══ Passage shown

I corrected the mistake in spelling down a couple posts... keyboard warrior spell checkers....  geesh... read and get a life...

And the reason for thinking British and Whitworth tool was a possible was this page from the Mead catalog, here is 1911 where the use of British parts was touted in a TOC bike


----------



## Jesse McCauley (Jul 1, 2016)

English ribbed fork crown ehhhh?
Verrrry interestink 
I'll get these pedals off without mangling or compromising them or the crank arms, whitworth or 9 mm or 11/32 or homemade if I have to 


Sent from my iPhone using Tapatalk


----------



## Jesse McCauley (Jul 4, 2016)

Talked to a pro wheelman today who confirmed, def a British standard hex wrench on Pope built bikes in the era, that follows I spose as he borrowed so much from across the bond...ie ordinaries Etc 


Sent from my iPhone using Tapatalk


----------



## pelletman (Jul 5, 2016)

════

Work to complete:
[1] In the bicycle pedal thread, rewrite the paragraph beginning "And the reason for thinking British" as one shorter sentence that keeps its main facts.
[2] Write the next part of the bicycle pedal thread, starting with the post from pelletman that follows its heading.

══ Given data

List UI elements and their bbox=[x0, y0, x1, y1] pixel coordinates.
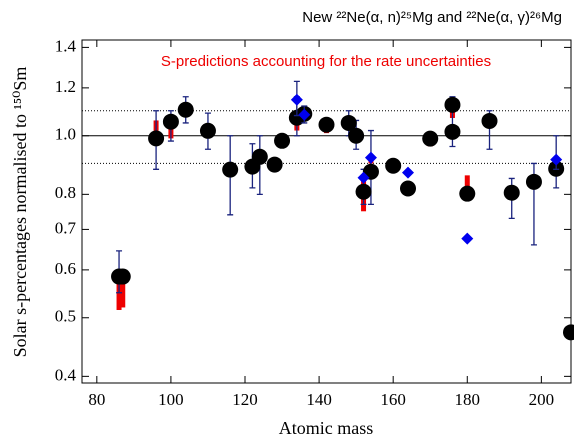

════

Per-task outputs:
[1] British and Whitworth tools seemed possible because a 1911 page from the Mead catalog promoted the use of British parts in a TOC bike.

[2]
Jesse McCauley said:


> As I just moved into the Detroit area I bet I could find a machine shop with all the Whitworth wrenches I could ask for to test out, how to go about asking around about British cars in Detroit and not get punched in the face is yet to be determined.




Or shot...


----------



## pelletman (Jul 5, 2016)

Maybe you could get a 9MM wrench in there?  Or find 11/32 hex stock and put a wrench on it?  Or mill a 11/32 hex and go into the special Columbia pedal wrench business.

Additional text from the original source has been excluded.